DO THIS.
Convert every line of the material into a Markdown table with the columns "Row" and "Text", numbering the rows and skipping blank lines. Leave the pictures out.

## BEGIN EXTRACTED DATA

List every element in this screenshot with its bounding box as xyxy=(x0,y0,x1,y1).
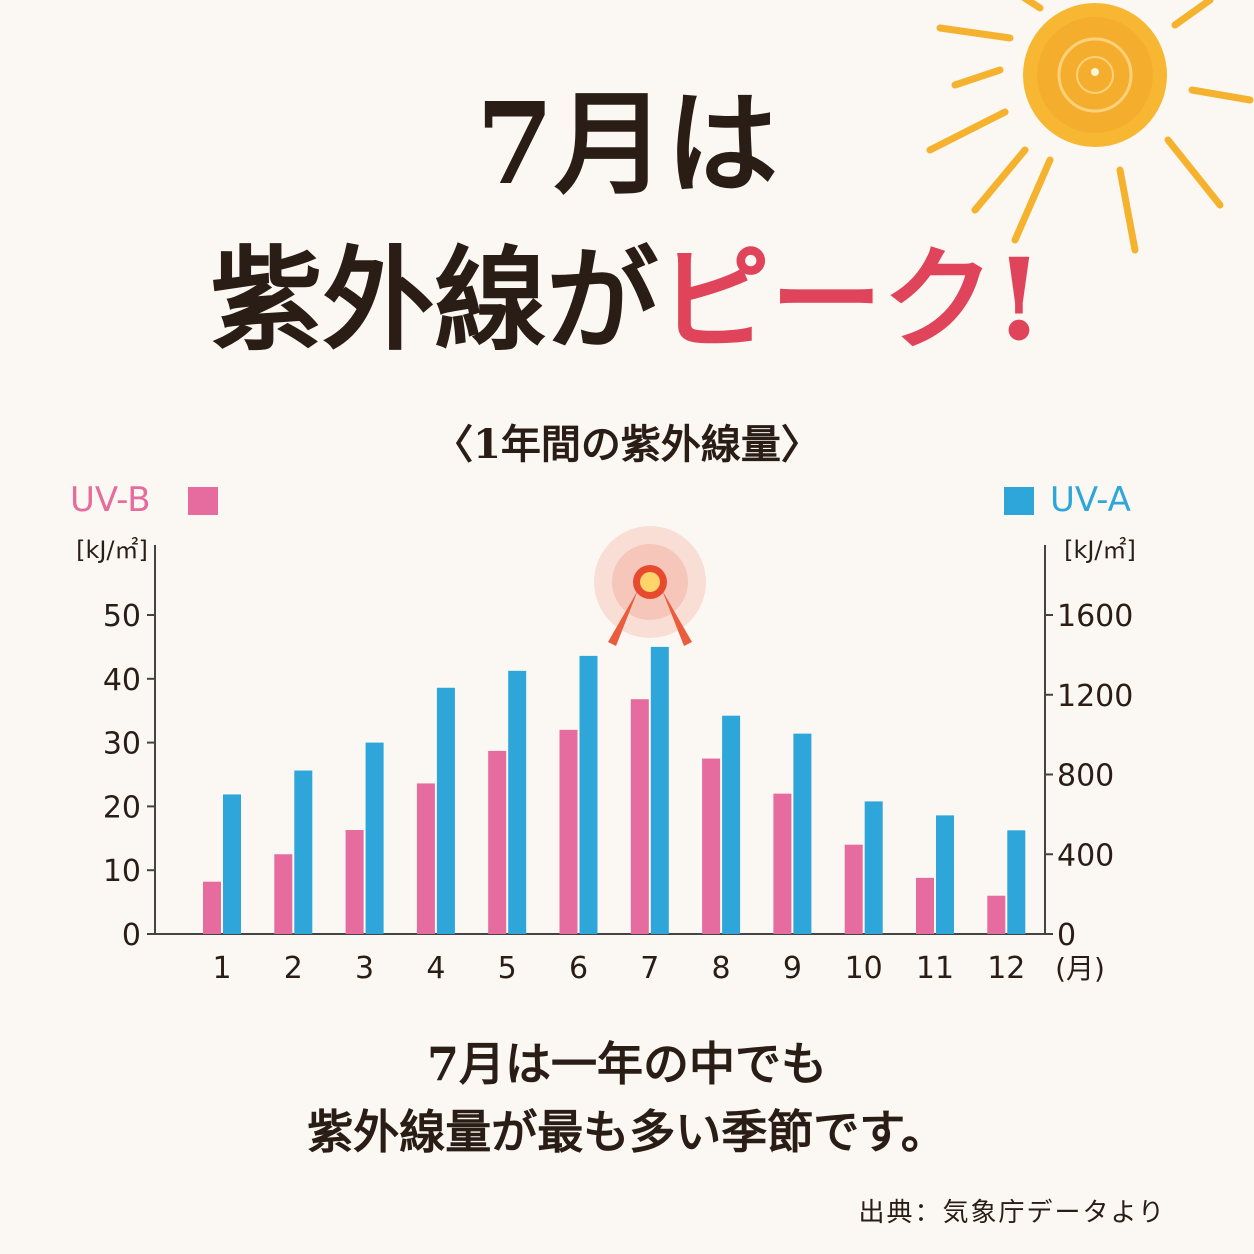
chart-subtitle: 〈1年間の紫外線量〉 xyxy=(433,421,821,468)
x-tick-label: 7 xyxy=(640,951,659,986)
x-tick-label: 10 xyxy=(845,951,883,986)
uva-bar xyxy=(579,655,598,934)
source-note: 出典：気象庁データより xyxy=(858,1198,1166,1228)
uva-bar xyxy=(223,794,241,934)
headline-line-1: 7月は xyxy=(476,79,778,210)
caption-line-1: 7月は一年の中でも xyxy=(426,1037,827,1091)
headline-line-2: 紫外線がピーク! xyxy=(0,236,1254,366)
x-tick-label: 5 xyxy=(498,951,517,986)
uvb-bar xyxy=(773,793,792,934)
uva-bar xyxy=(936,815,954,934)
y-right-tick-label: 1600 xyxy=(1057,599,1133,634)
uva-bar xyxy=(508,670,527,934)
y-left-tick-label: 0 xyxy=(122,918,141,953)
x-unit: (月) xyxy=(1055,952,1105,985)
y-right-tick-label: 800 xyxy=(1057,759,1114,794)
y-left-tick-label: 20 xyxy=(103,790,141,825)
uva-bar xyxy=(436,687,455,934)
x-tick-label: 12 xyxy=(987,951,1025,986)
x-tick-label: 4 xyxy=(426,951,445,986)
uvb-bar xyxy=(702,758,721,934)
x-tick-label: 11 xyxy=(916,951,954,986)
x-tick-label: 8 xyxy=(712,951,731,986)
y-right-tick-label: 0 xyxy=(1057,918,1076,953)
headline-main: 紫外線が xyxy=(210,235,659,366)
uva-bar xyxy=(294,770,313,934)
uv-bar-chart: UV-B UV-A [kJ/㎡] [kJ/㎡] 0 10 20 30 40 50 0 400 8… xyxy=(70,480,1136,986)
y-right-unit: [kJ/㎡] xyxy=(1064,536,1136,564)
y-left-tick-label: 30 xyxy=(103,727,141,762)
sun-icon xyxy=(926,0,1254,254)
caption: 7月は一年の中でも 紫外線量が最も多い季節です。 xyxy=(0,1030,1254,1166)
uvb-bar xyxy=(488,750,507,934)
uva-bar xyxy=(365,742,384,934)
x-tick-label: 6 xyxy=(569,951,588,986)
y-right-tick-label: 1200 xyxy=(1057,679,1133,714)
y-left-unit: [kJ/㎡] xyxy=(76,536,148,564)
uvb-bar xyxy=(559,729,578,934)
x-tick-label: 2 xyxy=(284,951,303,986)
y-left-tick-label: 50 xyxy=(103,599,141,634)
headline-accent: ピーク! xyxy=(658,235,1044,366)
uvb-bar xyxy=(274,854,293,934)
uva-bar xyxy=(1007,830,1026,934)
y-left-tick-label: 40 xyxy=(103,663,141,698)
uvb-bar xyxy=(203,881,221,934)
uvb-bar xyxy=(916,877,934,934)
y-right-tick-label: 400 xyxy=(1057,838,1114,873)
y-left-tick-label: 10 xyxy=(103,854,141,889)
uvb-bar xyxy=(416,783,435,934)
caption-line-2: 紫外線量が最も多い季節です。 xyxy=(307,1105,947,1159)
uva-bar xyxy=(793,733,812,934)
uvb-bar xyxy=(844,844,863,934)
legend-uvb-label: UV-B xyxy=(70,480,151,520)
x-tick-label: 3 xyxy=(355,951,374,986)
legend-uva-label: UV-A xyxy=(1050,480,1131,520)
x-tick-label: 1 xyxy=(212,951,231,986)
uva-bar xyxy=(722,715,741,934)
x-tick-label: 9 xyxy=(783,951,802,986)
uvb-bar xyxy=(987,895,1006,934)
peak-marker-icon xyxy=(594,526,706,646)
uva-bar xyxy=(864,801,883,934)
uva-bar xyxy=(650,646,669,934)
legend-uva-swatch xyxy=(1004,487,1034,515)
legend-uvb-swatch xyxy=(188,487,218,515)
uvb-bar xyxy=(630,699,649,934)
uvb-bar xyxy=(345,830,364,934)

## END EXTRACTED DATA

TASK SOLUTION.
| Row | Text |
|---|---|
| 1 | List every element in this screenshot with its bounding box as xyxy=(x0,y0,x1,y1). |
| 2 | chart-subtitle: 〈1年間の紫外線量〉 xyxy=(433,421,821,468) |
| 3 | x-tick-label: 7 xyxy=(640,951,659,986) |
| 4 | x-tick-label: 10 xyxy=(845,951,883,986) |
| 5 | uva-bar xyxy=(579,655,598,934) |
| 6 | source-note: 出典：気象庁データより xyxy=(858,1198,1166,1228) |
| 7 | uva-bar xyxy=(223,794,241,934) |
| 8 | headline-line-1: 7月は xyxy=(476,79,778,210) |
| 9 | caption-line-1: 7月は一年の中でも xyxy=(426,1037,827,1091) |
| 10 | headline-line-2: 紫外線がピーク! xyxy=(0,236,1254,366) |
| 11 | x-tick-label: 5 xyxy=(498,951,517,986) |
| 12 | uvb-bar xyxy=(773,793,792,934) |
| 13 | uva-bar xyxy=(936,815,954,934) |
| 14 | y-right-tick-label: 1600 xyxy=(1057,599,1133,634) |
| 15 | uva-bar xyxy=(508,670,527,934) |
| 16 | y-left-tick-label: 0 xyxy=(122,918,141,953) |
| 17 | x-unit: (月) xyxy=(1055,952,1105,985) |
| 18 | y-right-tick-label: 800 xyxy=(1057,759,1114,794) |
| 19 | y-left-tick-label: 20 xyxy=(103,790,141,825) |
| 20 | uva-bar xyxy=(436,687,455,934) |
| 21 | x-tick-label: 12 xyxy=(987,951,1025,986) |
| 22 | x-tick-label: 4 xyxy=(426,951,445,986) |
| 23 | uvb-bar xyxy=(702,758,721,934) |
| 24 | x-tick-label: 11 xyxy=(916,951,954,986) |
| 25 | x-tick-label: 8 xyxy=(712,951,731,986) |
| 26 | y-right-tick-label: 0 xyxy=(1057,918,1076,953) |
| 27 | headline-main: 紫外線が xyxy=(210,235,659,366) |
| 28 | uva-bar xyxy=(294,770,313,934) |
| 29 | uv-bar-chart: UV-B UV-A [kJ/㎡] [kJ/㎡] 0 10 20 30 40 50 0 400 8… xyxy=(70,480,1136,986) |
| 30 | y-right-unit: [kJ/㎡] xyxy=(1064,536,1136,564) |
| 31 | y-left-tick-label: 30 xyxy=(103,727,141,762) |
| 32 | sun-icon xyxy=(926,0,1254,254) |
| 33 | caption: 7月は一年の中でも 紫外線量が最も多い季節です。 xyxy=(0,1030,1254,1166) |
| 34 | uvb-bar xyxy=(488,750,507,934) |
| 35 | uva-bar xyxy=(365,742,384,934) |
| 36 | x-tick-label: 6 xyxy=(569,951,588,986) |
| 37 | y-right-tick-label: 1200 xyxy=(1057,679,1133,714) |
| 38 | y-left-unit: [kJ/㎡] xyxy=(76,536,148,564) |
| 39 | uvb-bar xyxy=(559,729,578,934) |
| 40 | x-tick-label: 2 xyxy=(284,951,303,986) |
| 41 | y-left-tick-label: 50 xyxy=(103,599,141,634) |
| 42 | headline-accent: ピーク! xyxy=(658,235,1044,366) |
| 43 | uvb-bar xyxy=(274,854,293,934) |
| 44 | uva-bar xyxy=(1007,830,1026,934) |
| 45 | y-left-tick-label: 40 xyxy=(103,663,141,698) |
| 46 | uvb-bar xyxy=(203,881,221,934) |
| 47 | uvb-bar xyxy=(916,877,934,934) |
| 48 | y-right-tick-label: 400 xyxy=(1057,838,1114,873) |
| 49 | y-left-tick-label: 10 xyxy=(103,854,141,889) |
| 50 | uvb-bar xyxy=(416,783,435,934) |
| 51 | caption-line-2: 紫外線量が最も多い季節です。 xyxy=(307,1105,947,1159) |
| 52 | uva-bar xyxy=(793,733,812,934) |
| 53 | uvb-bar xyxy=(844,844,863,934) |
| 54 | legend-uvb-label: UV-B xyxy=(70,480,151,520) |
| 55 | x-tick-label: 3 xyxy=(355,951,374,986) |
| 56 | legend-uva-label: UV-A xyxy=(1050,480,1131,520) |
| 57 | x-tick-label: 1 xyxy=(212,951,231,986) |
| 58 | uva-bar xyxy=(722,715,741,934) |
| 59 | x-tick-label: 9 xyxy=(783,951,802,986) |
| 60 | uvb-bar xyxy=(987,895,1006,934) |
| 61 | peak-marker-icon xyxy=(594,526,706,646) |
| 62 | uva-bar xyxy=(864,801,883,934) |
| 63 | uva-bar xyxy=(650,646,669,934) |
| 64 | legend-uva-swatch xyxy=(1004,487,1034,515) |
| 65 | legend-uvb-swatch xyxy=(188,487,218,515) |
| 66 | uvb-bar xyxy=(630,699,649,934) |
| 67 | uvb-bar xyxy=(345,830,364,934) |